_Work to complete_
Can you print every line of the material below word for word, leaving out the pictures?

_Saved entries_
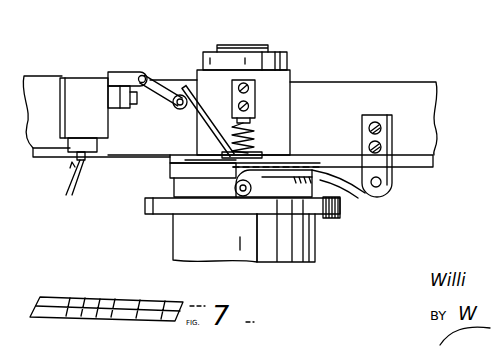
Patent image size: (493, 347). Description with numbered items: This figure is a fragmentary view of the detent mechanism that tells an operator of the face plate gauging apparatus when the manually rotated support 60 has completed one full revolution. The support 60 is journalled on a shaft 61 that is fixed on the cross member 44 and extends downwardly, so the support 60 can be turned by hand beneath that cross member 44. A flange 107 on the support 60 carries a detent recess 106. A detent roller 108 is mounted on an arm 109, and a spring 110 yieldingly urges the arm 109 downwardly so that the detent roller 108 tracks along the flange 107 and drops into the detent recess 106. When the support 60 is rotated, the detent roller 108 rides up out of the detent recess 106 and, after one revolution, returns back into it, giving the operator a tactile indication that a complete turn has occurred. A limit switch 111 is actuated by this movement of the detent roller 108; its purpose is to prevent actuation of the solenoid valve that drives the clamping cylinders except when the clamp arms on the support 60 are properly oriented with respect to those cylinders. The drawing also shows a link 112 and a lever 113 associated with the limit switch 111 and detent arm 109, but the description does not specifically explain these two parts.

The cross member 44 is at (424, 103).
The support 60 is at (153, 237).
The shaft 61 is at (252, 13).
The detent recess 106 is at (250, 197).
The flange 107 is at (330, 221).
The detent roller 108 is at (173, 185).
The arm 109 is at (347, 195).
The spring 110 is at (252, 154).
The limit switch 111 is at (75, 97).
The link 112 is at (152, 103).
The lever 113 is at (205, 126).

_Solution to this problem_
Patent image size: (493, 347). Description with numbered items: This figure is a fragmentary view of the detent mechanism that tells an operator of the face plate gauging apparatus when the manually rotated support 60 has completed one full revolution. The support 60 is journalled on a shaft 61 that is fixed on the cross member 44 and extends downwardly, so the support 60 can be turned by hand beneath that cross member 44. A flange 107 on the support 60 carries a detent recess 106. A detent roller 108 is mounted on an arm 109, and a spring 110 yieldingly urges the arm 109 downwardly so that the detent roller 108 tracks along the flange 107 and drops into the detent recess 106. When the support 60 is rotated, the detent roller 108 rides up out of the detent recess 106 and, after one revolution, returns back into it, giving the operator a tactile indication that a complete turn has occurred. A limit switch 111 is actuated by this movement of the detent roller 108; its purpose is to prevent actuation of the solenoid valve that drives the clamping cylinders except when the clamp arms on the support 60 are properly oriented with respect to those cylinders. The drawing also shows a link 112 and a lever 113 associated with the limit switch 111 and detent arm 109, but the description does not specifically explain these two parts.

The cross member 44 is at (424, 103).
The support 60 is at (153, 237).
The shaft 61 is at (252, 13).
The detent recess 106 is at (250, 197).
The flange 107 is at (330, 221).
The detent roller 108 is at (173, 185).
The arm 109 is at (347, 195).
The spring 110 is at (252, 154).
The limit switch 111 is at (75, 97).
The link 112 is at (152, 103).
The lever 113 is at (205, 126).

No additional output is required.